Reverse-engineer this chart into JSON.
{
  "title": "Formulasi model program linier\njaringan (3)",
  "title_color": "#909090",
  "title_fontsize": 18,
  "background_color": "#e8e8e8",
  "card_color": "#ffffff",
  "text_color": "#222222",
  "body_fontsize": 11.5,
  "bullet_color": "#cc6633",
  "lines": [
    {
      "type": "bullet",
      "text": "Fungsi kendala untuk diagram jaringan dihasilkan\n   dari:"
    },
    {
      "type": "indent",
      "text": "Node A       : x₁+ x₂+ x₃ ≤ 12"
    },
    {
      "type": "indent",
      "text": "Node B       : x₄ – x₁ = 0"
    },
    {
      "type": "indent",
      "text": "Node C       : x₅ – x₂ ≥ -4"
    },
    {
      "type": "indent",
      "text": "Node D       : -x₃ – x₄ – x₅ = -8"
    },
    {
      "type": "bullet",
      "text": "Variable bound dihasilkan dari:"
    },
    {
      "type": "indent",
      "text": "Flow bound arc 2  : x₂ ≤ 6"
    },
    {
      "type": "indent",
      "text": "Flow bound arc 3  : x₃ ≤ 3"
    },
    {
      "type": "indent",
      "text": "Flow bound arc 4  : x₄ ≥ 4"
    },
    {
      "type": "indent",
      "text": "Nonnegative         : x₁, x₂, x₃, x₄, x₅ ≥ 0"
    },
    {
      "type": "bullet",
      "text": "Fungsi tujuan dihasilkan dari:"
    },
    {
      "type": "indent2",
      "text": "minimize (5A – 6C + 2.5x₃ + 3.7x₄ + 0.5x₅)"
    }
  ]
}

========

▶ [To do] Retype every record above exactly as written.

▶ [Solution to the problem]
Reverse-engineer this chart into JSON.
{
  "title": "Formulasi model program linier\njaringan (3)",
  "title_color": "#909090",
  "title_fontsize": 18,
  "background_color": "#e8e8e8",
  "card_color": "#ffffff",
  "text_color": "#222222",
  "body_fontsize": 11.5,
  "bullet_color": "#cc6633",
  "lines": [
    {
      "type": "bullet",
      "text": "Fungsi kendala untuk diagram jaringan dihasilkan\n   dari:"
    },
    {
      "type": "indent",
      "text": "Node A       : x₁+ x₂+ x₃ ≤ 12"
    },
    {
      "type": "indent",
      "text": "Node B       : x₄ – x₁ = 0"
    },
    {
      "type": "indent",
      "text": "Node C       : x₅ – x₂ ≥ -4"
    },
    {
      "type": "indent",
      "text": "Node D       : -x₃ – x₄ – x₅ = -8"
    },
    {
      "type": "bullet",
      "text": "Variable bound dihasilkan dari:"
    },
    {
      "type": "indent",
      "text": "Flow bound arc 2  : x₂ ≤ 6"
    },
    {
      "type": "indent",
      "text": "Flow bound arc 3  : x₃ ≤ 3"
    },
    {
      "type": "indent",
      "text": "Flow bound arc 4  : x₄ ≥ 4"
    },
    {
      "type": "indent",
      "text": "Nonnegative         : x₁, x₂, x₃, x₄, x₅ ≥ 0"
    },
    {
      "type": "bullet",
      "text": "Fungsi tujuan dihasilkan dari:"
    },
    {
      "type": "indent2",
      "text": "minimize (5A – 6C + 2.5x₃ + 3.7x₄ + 0.5x₅)"
    }
  ]
}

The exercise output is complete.